WRITTEN EXERCISE: The records that follow are to be repeated exactly, with the pictures removed.

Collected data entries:
........
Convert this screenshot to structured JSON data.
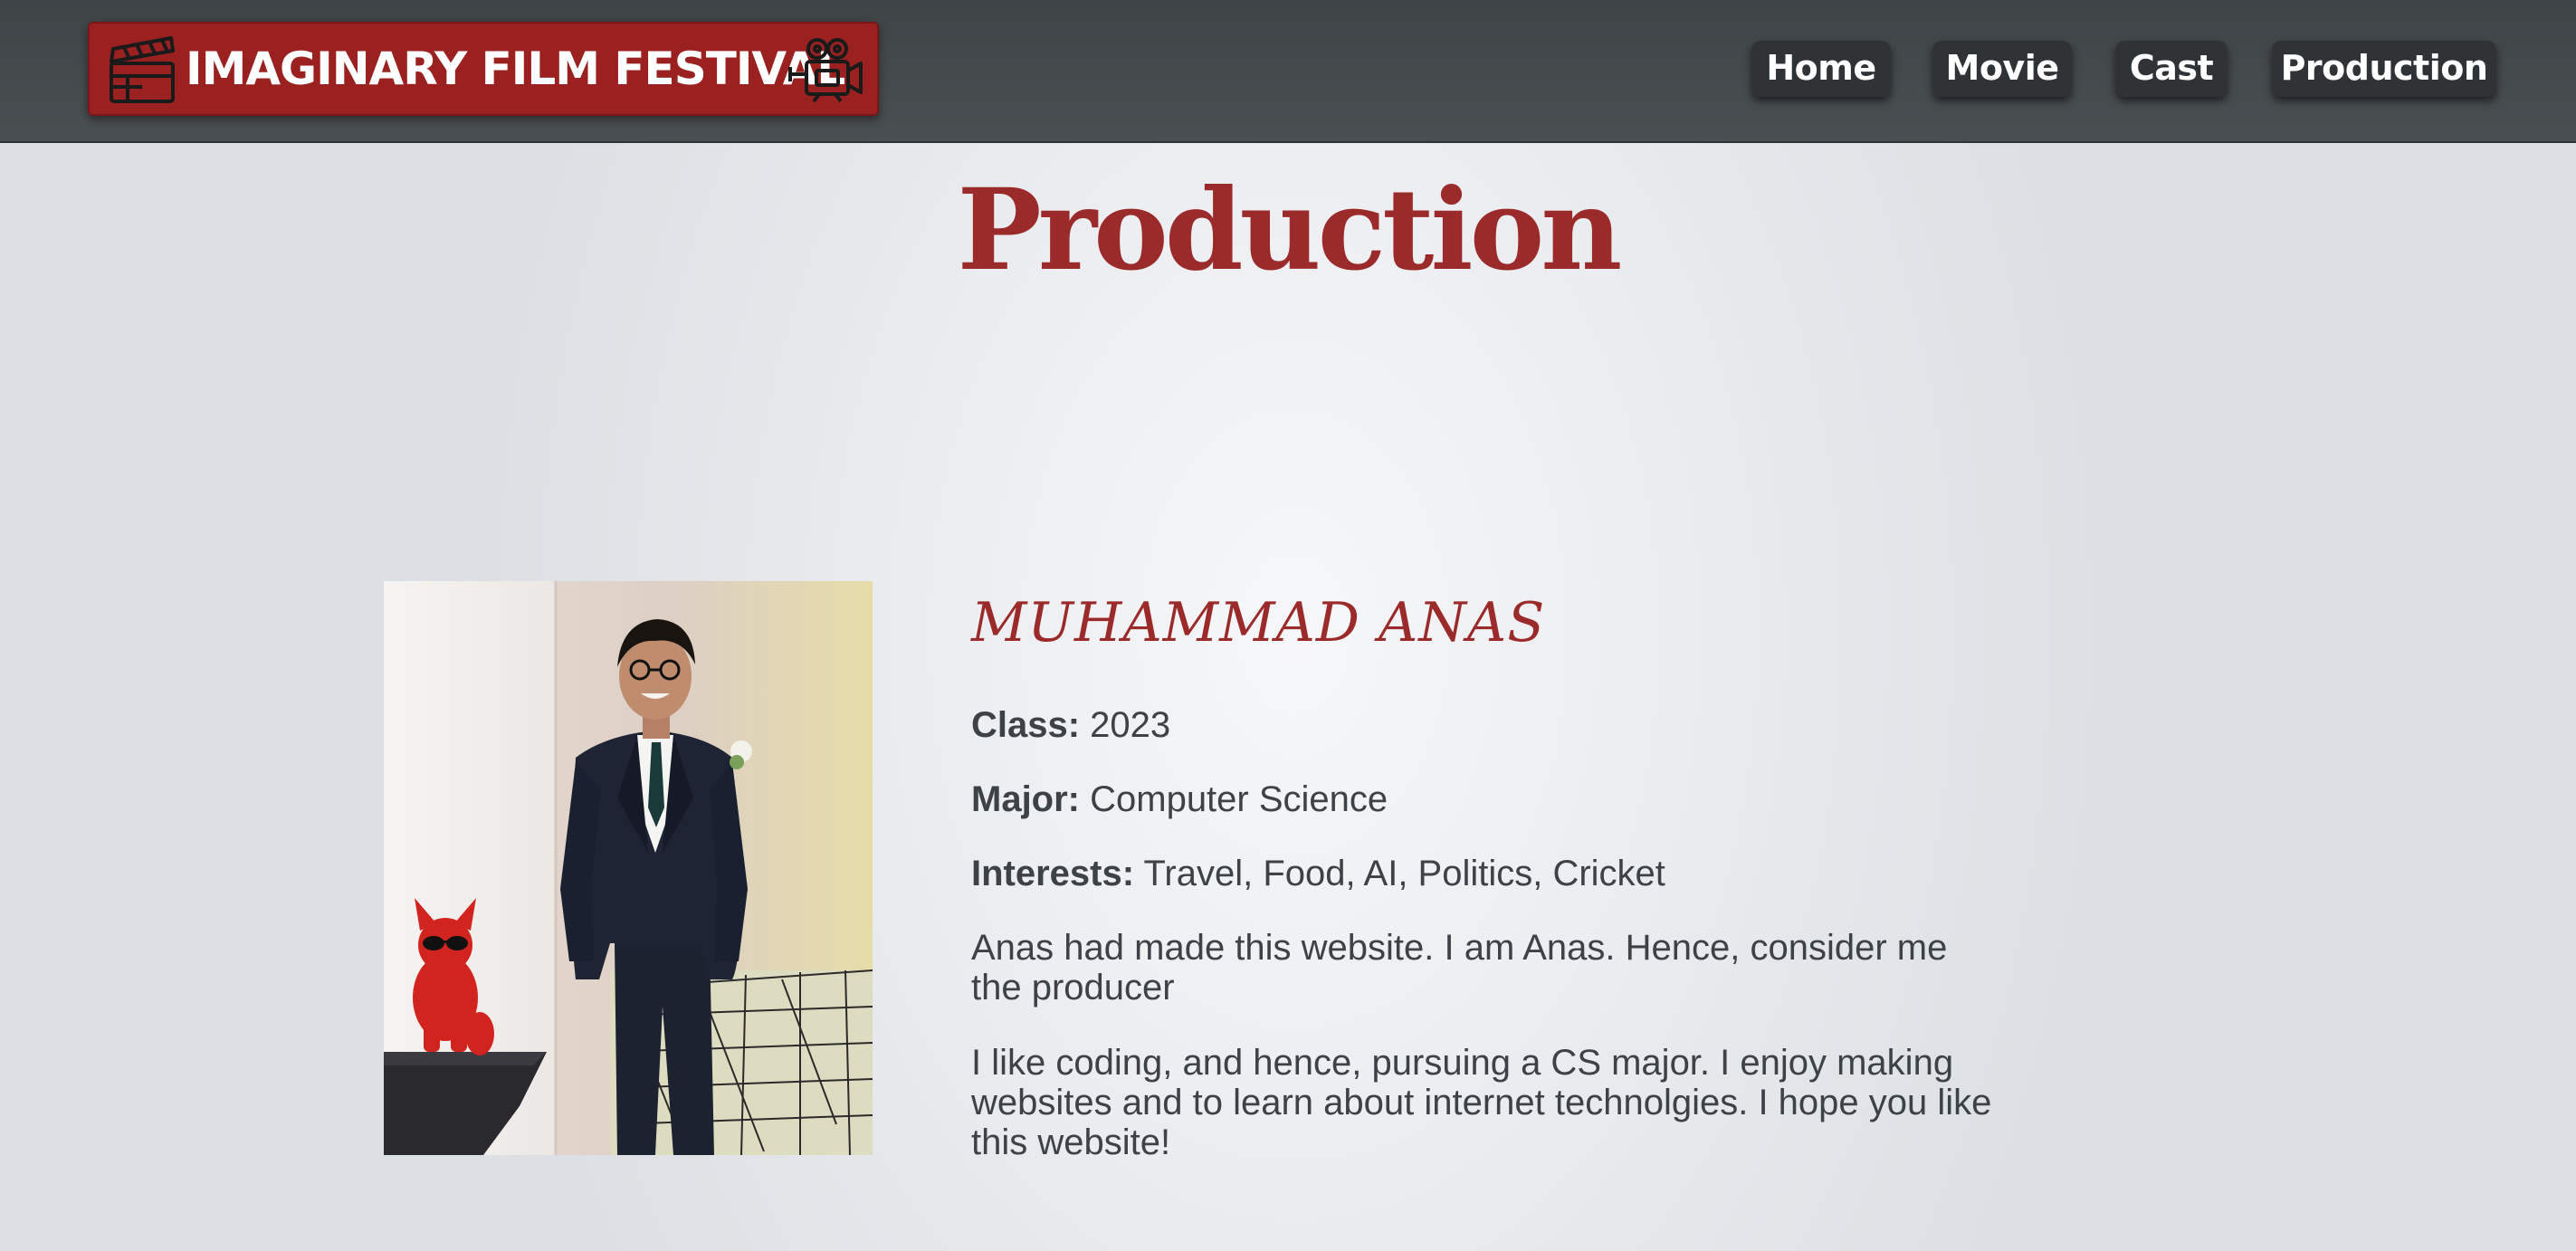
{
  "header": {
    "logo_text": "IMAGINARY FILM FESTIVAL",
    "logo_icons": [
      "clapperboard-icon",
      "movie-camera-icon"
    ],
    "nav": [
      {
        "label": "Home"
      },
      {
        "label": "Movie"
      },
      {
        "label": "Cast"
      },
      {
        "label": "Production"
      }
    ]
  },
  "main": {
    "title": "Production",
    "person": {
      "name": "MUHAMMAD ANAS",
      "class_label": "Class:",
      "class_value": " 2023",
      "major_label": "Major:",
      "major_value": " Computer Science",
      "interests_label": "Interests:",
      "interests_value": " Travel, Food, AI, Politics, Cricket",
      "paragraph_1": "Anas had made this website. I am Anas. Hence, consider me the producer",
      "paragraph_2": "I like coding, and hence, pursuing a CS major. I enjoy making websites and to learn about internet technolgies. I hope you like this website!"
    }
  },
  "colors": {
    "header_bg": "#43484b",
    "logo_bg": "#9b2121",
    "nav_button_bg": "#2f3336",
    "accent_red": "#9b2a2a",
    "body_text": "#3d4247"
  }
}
........
RESULT FOR THIS TASK:
Convert this screenshot to structured JSON data.
{
  "header": {
    "logo_text": "IMAGINARY FILM FESTIVAL",
    "logo_icons": [
      "clapperboard-icon",
      "movie-camera-icon"
    ],
    "nav": [
      {
        "label": "Home"
      },
      {
        "label": "Movie"
      },
      {
        "label": "Cast"
      },
      {
        "label": "Production"
      }
    ]
  },
  "main": {
    "title": "Production",
    "person": {
      "name": "MUHAMMAD ANAS",
      "class_label": "Class:",
      "class_value": " 2023",
      "major_label": "Major:",
      "major_value": " Computer Science",
      "interests_label": "Interests:",
      "interests_value": " Travel, Food, AI, Politics, Cricket",
      "paragraph_1": "Anas had made this website. I am Anas. Hence, consider me the producer",
      "paragraph_2": "I like coding, and hence, pursuing a CS major. I enjoy making websites and to learn about internet technolgies. I hope you like this website!"
    }
  },
  "colors": {
    "header_bg": "#43484b",
    "logo_bg": "#9b2121",
    "nav_button_bg": "#2f3336",
    "accent_red": "#9b2a2a",
    "body_text": "#3d4247"
  }
}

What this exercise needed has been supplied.